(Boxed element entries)
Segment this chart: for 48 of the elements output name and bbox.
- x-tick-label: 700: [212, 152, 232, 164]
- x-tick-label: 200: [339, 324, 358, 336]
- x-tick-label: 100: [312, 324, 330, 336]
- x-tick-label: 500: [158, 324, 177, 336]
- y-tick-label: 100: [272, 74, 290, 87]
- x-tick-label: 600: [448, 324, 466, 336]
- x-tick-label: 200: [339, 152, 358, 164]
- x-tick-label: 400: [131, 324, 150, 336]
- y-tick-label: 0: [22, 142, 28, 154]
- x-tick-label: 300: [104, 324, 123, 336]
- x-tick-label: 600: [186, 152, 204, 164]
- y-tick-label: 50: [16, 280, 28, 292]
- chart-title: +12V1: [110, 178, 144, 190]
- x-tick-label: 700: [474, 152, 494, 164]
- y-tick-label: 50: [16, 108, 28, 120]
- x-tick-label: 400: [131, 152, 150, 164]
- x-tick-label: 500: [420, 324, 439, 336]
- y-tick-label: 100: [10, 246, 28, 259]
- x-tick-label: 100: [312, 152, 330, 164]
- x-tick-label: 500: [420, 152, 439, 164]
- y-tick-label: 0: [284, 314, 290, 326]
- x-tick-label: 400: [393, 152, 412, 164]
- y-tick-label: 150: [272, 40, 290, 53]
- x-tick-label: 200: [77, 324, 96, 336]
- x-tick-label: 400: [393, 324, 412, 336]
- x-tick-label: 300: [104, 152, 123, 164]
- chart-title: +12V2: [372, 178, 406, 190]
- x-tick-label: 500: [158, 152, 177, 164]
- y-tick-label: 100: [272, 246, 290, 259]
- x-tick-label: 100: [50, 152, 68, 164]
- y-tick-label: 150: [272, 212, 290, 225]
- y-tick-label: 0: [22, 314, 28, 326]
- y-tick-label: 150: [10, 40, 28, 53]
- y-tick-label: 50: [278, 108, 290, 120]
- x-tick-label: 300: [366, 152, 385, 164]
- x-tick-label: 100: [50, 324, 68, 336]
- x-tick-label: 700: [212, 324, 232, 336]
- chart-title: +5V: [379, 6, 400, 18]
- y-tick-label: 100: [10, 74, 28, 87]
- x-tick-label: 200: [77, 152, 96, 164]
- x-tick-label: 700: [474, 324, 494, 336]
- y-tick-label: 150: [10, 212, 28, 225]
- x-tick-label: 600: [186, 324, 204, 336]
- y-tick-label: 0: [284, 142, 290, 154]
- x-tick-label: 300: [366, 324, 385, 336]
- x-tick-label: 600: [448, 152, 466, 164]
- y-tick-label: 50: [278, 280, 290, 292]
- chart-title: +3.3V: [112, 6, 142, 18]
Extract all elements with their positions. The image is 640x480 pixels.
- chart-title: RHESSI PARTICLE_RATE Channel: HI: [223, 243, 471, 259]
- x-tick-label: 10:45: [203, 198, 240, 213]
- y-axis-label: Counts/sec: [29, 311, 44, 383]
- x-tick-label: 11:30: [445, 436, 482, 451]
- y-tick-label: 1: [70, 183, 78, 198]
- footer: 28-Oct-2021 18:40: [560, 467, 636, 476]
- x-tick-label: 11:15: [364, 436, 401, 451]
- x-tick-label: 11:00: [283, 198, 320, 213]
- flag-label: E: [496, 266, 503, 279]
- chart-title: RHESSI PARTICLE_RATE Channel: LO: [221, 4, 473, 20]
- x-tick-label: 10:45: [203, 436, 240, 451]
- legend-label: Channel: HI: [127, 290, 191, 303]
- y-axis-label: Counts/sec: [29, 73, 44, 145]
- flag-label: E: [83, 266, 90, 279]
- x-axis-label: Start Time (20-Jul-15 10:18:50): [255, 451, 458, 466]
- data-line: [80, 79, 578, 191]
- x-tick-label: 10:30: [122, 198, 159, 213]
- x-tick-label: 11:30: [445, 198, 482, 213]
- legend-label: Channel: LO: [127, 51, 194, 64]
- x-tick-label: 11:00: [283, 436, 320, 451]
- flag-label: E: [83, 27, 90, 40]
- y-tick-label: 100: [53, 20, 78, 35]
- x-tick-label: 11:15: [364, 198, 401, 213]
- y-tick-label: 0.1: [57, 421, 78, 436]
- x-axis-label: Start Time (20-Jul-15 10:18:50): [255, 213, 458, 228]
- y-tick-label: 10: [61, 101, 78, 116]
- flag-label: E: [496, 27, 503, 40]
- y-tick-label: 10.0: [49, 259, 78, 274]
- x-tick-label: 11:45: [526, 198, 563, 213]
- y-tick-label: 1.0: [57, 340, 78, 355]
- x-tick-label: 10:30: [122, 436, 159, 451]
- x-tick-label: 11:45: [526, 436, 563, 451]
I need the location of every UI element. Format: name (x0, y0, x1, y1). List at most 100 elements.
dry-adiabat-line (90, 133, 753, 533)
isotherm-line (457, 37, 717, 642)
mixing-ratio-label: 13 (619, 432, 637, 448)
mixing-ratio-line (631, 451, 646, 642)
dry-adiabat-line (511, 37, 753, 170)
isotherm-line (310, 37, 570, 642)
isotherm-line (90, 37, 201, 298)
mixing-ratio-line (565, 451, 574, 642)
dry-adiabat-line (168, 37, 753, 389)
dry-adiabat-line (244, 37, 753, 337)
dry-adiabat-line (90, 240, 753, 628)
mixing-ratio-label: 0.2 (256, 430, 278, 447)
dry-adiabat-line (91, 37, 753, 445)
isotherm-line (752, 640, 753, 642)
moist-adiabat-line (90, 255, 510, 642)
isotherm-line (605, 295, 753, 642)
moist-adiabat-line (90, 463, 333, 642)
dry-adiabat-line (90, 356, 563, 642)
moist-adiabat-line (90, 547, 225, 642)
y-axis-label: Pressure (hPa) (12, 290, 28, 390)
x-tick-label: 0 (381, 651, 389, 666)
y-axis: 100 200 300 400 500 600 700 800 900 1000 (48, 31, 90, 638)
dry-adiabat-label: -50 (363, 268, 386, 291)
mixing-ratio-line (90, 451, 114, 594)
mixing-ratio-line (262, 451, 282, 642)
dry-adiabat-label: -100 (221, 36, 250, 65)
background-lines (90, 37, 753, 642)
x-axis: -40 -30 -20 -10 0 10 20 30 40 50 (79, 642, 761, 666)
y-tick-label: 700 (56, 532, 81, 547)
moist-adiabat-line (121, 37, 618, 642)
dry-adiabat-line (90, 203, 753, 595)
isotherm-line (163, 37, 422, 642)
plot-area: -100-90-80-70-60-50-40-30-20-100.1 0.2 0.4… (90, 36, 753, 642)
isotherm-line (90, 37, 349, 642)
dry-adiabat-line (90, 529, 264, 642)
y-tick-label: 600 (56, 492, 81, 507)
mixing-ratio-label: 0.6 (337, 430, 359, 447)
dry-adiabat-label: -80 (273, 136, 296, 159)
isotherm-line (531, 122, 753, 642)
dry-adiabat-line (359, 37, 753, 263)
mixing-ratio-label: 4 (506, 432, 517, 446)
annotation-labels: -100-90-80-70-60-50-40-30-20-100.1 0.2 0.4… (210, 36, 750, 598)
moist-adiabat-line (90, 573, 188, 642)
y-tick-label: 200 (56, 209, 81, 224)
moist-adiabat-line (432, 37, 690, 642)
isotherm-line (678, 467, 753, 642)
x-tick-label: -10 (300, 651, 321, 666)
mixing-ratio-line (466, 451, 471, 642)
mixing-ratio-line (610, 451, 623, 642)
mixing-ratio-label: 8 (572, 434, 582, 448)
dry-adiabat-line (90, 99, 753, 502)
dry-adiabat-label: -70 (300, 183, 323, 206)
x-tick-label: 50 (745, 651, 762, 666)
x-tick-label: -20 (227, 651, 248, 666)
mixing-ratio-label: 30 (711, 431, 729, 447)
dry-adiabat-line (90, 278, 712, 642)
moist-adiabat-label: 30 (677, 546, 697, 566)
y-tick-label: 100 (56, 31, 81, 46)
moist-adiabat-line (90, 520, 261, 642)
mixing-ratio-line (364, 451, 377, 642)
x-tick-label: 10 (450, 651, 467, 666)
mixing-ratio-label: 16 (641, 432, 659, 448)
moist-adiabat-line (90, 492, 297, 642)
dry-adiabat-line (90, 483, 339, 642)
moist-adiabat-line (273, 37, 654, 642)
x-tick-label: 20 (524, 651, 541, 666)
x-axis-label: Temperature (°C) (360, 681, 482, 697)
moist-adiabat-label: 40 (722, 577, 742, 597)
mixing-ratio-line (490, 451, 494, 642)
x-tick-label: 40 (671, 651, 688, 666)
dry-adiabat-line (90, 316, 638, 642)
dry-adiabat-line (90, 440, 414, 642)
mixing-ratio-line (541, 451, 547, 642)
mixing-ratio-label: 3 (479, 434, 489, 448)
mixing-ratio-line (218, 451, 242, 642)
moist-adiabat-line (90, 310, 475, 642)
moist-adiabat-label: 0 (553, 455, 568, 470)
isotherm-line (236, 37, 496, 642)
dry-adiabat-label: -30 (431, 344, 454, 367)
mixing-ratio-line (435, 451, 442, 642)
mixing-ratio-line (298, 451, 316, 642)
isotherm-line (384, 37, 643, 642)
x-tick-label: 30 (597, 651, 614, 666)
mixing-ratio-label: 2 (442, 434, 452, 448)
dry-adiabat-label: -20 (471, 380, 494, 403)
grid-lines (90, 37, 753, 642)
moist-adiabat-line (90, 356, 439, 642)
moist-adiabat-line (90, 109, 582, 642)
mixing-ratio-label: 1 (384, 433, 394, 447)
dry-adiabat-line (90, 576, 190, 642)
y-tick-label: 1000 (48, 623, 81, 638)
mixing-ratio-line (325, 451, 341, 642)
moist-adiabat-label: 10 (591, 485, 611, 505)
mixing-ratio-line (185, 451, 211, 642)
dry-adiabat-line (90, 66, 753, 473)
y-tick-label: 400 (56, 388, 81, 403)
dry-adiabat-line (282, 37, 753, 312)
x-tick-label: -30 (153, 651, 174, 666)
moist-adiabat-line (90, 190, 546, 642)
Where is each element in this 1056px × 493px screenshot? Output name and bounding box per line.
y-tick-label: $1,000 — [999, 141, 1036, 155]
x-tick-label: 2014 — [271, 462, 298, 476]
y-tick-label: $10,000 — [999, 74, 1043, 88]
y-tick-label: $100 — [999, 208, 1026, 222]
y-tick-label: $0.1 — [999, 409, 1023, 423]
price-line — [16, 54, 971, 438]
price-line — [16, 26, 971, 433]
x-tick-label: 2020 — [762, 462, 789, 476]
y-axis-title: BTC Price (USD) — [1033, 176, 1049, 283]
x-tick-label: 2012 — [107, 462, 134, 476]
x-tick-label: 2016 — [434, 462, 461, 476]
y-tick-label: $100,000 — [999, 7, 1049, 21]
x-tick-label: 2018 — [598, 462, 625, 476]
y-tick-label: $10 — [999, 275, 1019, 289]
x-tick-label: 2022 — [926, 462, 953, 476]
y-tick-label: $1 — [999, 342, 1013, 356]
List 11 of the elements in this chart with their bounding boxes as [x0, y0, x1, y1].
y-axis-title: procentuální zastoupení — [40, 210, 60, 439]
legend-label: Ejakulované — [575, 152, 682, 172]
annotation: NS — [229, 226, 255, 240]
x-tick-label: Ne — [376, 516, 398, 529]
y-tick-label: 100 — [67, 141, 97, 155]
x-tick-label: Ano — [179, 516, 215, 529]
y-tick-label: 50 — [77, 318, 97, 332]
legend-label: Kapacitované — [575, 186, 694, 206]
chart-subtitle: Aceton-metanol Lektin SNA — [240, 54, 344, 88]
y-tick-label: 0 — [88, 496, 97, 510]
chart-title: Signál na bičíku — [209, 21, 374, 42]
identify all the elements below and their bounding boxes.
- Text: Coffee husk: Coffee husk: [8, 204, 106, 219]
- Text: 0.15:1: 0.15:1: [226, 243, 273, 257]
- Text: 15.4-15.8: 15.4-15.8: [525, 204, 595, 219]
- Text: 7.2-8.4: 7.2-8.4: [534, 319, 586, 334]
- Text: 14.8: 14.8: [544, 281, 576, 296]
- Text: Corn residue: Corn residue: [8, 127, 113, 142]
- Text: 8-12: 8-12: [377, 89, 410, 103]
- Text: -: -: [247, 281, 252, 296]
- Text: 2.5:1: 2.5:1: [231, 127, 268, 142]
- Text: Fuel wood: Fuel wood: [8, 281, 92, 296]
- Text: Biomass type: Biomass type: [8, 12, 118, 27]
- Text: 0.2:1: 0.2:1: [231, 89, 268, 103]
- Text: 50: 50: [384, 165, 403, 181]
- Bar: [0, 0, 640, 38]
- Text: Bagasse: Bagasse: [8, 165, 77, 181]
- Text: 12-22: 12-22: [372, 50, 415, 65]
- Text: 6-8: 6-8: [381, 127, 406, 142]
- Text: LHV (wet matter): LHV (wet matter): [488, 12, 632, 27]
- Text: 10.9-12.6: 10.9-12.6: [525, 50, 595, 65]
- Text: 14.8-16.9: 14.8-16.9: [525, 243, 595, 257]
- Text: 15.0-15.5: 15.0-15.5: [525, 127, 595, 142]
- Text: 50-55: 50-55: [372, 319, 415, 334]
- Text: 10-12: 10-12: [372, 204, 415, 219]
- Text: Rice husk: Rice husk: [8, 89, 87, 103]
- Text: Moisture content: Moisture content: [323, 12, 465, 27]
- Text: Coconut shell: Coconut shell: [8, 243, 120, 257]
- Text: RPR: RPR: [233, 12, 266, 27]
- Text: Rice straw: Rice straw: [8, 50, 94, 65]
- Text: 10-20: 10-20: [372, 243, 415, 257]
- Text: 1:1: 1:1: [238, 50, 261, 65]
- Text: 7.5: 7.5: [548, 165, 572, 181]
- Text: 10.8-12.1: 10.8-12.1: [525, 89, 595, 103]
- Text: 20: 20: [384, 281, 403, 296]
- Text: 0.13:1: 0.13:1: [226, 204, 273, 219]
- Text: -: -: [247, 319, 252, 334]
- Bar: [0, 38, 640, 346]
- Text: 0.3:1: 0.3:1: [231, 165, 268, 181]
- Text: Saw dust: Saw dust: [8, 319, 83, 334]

Work to be completed ▸
Pull out the data from its first line through the line containing "- x-tick-label: 600: [186, 152, 204, 164]", both included, and reproduce those lines without any change.

Response to this exercise ▸
Segment this chart: for 48 of the elements output name and bbox.
- x-tick-label: 700: [212, 152, 232, 164]
- x-tick-label: 200: [339, 324, 358, 336]
- x-tick-label: 100: [312, 324, 330, 336]
- x-tick-label: 500: [158, 324, 177, 336]
- y-tick-label: 100: [272, 74, 290, 87]
- x-tick-label: 600: [448, 324, 466, 336]
- x-tick-label: 200: [339, 152, 358, 164]
- x-tick-label: 400: [131, 324, 150, 336]
- y-tick-label: 0: [22, 142, 28, 154]
- x-tick-label: 300: [104, 324, 123, 336]
- x-tick-label: 600: [186, 152, 204, 164]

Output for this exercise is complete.